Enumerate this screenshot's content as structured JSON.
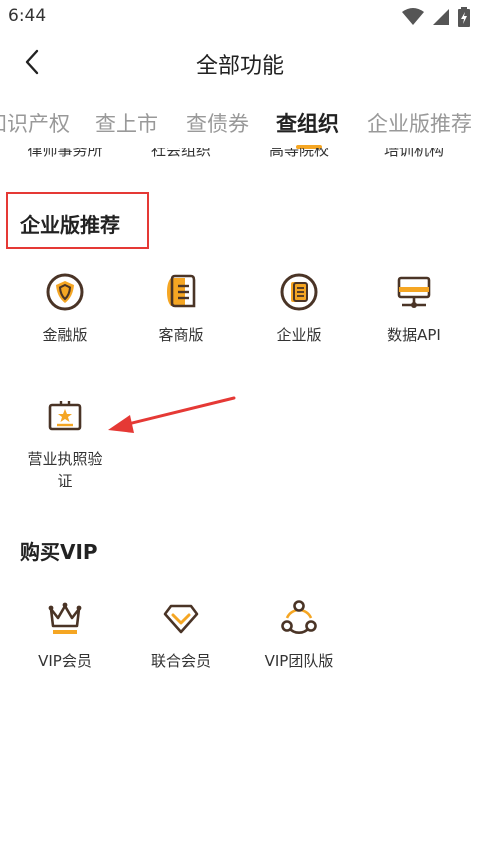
{
  "status_bar": {
    "time": "6:44",
    "icons": [
      "wifi-icon",
      "signal-icon",
      "battery-icon"
    ]
  },
  "header": {
    "title": "全部功能",
    "back_icon": "chevron-left-icon"
  },
  "tabs": [
    {
      "label": "知识产权",
      "active": false
    },
    {
      "label": "查上市",
      "active": false
    },
    {
      "label": "查债券",
      "active": false
    },
    {
      "label": "查组织",
      "active": true
    },
    {
      "label": "企业版推荐",
      "active": false
    }
  ],
  "clipped_row": [
    "律师事务所",
    "社会组织",
    "高等院校",
    "培训机构"
  ],
  "enterprise": {
    "title": "企业版推荐",
    "items": [
      {
        "label": "金融版",
        "icon": "finance-shield-icon"
      },
      {
        "label": "客商版",
        "icon": "merchant-document-icon"
      },
      {
        "label": "企业版",
        "icon": "enterprise-shield-icon"
      },
      {
        "label": "数据API",
        "icon": "data-server-icon"
      },
      {
        "label": "营业执照验证",
        "icon": "license-star-icon"
      }
    ]
  },
  "vip": {
    "title": "购买VIP",
    "items": [
      {
        "label": "VIP会员",
        "icon": "crown-icon"
      },
      {
        "label": "联合会员",
        "icon": "diamond-icon"
      },
      {
        "label": "VIP团队版",
        "icon": "team-nodes-icon"
      }
    ]
  },
  "colors": {
    "accent": "#f5a623",
    "icon_dark": "#4a3426",
    "annotation_red": "#e53935"
  }
}
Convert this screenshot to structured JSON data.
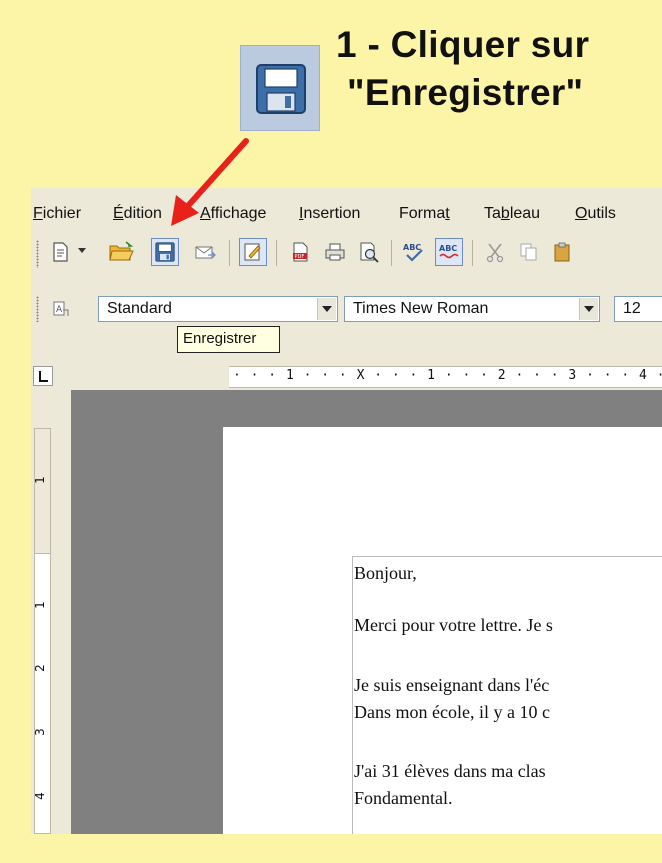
{
  "headline": {
    "line1": "1 - Cliquer sur",
    "line2": "\"Enregistrer\""
  },
  "menu": [
    {
      "label": "Fichier",
      "u": "F",
      "rest": "ichier"
    },
    {
      "label": "Édition",
      "u": "É",
      "rest": "dition"
    },
    {
      "label": "Affichage",
      "u": "A",
      "rest": "ffichage"
    },
    {
      "label": "Insertion",
      "u": "I",
      "rest": "nsertion"
    },
    {
      "label": "Format",
      "pre": "Forma",
      "u": "t",
      "rest": ""
    },
    {
      "label": "Tableau",
      "pre": "Ta",
      "u": "b",
      "rest": "leau"
    },
    {
      "label": "Outils",
      "u": "O",
      "rest": "utils"
    }
  ],
  "toolbar2": {
    "style_value": "Standard",
    "font_value": "Times New Roman",
    "size_value": "12"
  },
  "tooltip": "Enregistrer",
  "hruler": {
    "labels": "· · · 1 · · · X · · · 1 · · · 2 · · · 3 · · · 4 · ·"
  },
  "vruler": {
    "labels": [
      "1",
      "1",
      "2",
      "3",
      "4"
    ]
  },
  "document": {
    "paragraphs": [
      "Bonjour,",
      "Merci pour votre lettre. Je s",
      "Je suis enseignant dans l'éc",
      "Dans mon école, il y a 10 c",
      "J'ai 31 élèves dans ma clas",
      "Fondamental."
    ]
  },
  "colors": {
    "background": "#FCF5A7",
    "arrow": "#E8221B",
    "save_icon_bg": "#BCCAE0",
    "window": "#ECE9D8",
    "doc_area": "#808080"
  },
  "icons": [
    "floppy-save-icon",
    "new-document-icon",
    "open-folder-icon",
    "email-icon",
    "edit-mode-icon",
    "pdf-export-icon",
    "print-icon",
    "print-preview-icon",
    "spellcheck-icon",
    "autospellcheck-icon",
    "cut-icon",
    "copy-icon",
    "paste-icon",
    "paragraph-style-icon"
  ]
}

----

Job: Find the word "structured" in the data and show each line that holds it.

Answer to the problem:
Enumerate this screenshot's content as structured JSON.
Convert this screenshot to structured JSON data.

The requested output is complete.